WHAT THE TASK REQUIRES :: Select lines where the word "text" appears.

(Saved data entries)
========
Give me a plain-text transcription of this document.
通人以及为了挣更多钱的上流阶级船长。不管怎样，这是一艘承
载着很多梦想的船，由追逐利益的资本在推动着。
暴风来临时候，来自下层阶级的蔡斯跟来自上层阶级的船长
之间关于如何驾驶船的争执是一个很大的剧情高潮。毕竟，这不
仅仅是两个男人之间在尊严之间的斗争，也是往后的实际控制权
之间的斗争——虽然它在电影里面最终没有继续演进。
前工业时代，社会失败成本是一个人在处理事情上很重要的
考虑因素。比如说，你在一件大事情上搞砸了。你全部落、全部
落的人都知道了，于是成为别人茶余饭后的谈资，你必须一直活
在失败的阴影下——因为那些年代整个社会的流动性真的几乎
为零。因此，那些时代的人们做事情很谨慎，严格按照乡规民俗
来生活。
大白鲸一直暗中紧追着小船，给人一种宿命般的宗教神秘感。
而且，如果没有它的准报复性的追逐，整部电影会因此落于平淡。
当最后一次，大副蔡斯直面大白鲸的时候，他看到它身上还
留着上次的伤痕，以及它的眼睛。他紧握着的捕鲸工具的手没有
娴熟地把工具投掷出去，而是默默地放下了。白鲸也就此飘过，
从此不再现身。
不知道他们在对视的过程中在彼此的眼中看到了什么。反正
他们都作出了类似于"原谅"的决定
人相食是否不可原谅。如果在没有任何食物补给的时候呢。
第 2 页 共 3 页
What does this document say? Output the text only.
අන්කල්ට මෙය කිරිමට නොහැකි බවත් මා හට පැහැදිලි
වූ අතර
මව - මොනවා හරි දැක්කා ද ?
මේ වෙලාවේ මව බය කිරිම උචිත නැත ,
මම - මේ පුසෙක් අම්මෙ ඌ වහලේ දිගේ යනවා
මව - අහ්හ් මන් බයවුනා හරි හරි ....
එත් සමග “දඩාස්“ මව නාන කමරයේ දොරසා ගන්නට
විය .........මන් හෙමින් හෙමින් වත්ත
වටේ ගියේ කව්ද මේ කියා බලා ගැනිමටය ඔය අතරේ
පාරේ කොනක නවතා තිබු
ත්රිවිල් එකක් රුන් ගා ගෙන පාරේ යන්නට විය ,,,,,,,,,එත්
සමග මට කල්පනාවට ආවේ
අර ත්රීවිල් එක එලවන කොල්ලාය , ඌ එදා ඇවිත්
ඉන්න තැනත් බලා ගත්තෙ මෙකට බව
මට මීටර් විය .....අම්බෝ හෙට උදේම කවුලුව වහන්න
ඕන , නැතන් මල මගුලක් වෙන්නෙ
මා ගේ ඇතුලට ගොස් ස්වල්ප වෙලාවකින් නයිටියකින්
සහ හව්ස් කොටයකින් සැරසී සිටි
========
WORKED SOLUTION ::
Give me a plain-text transcription of this document.
What does this document say? Output the text only.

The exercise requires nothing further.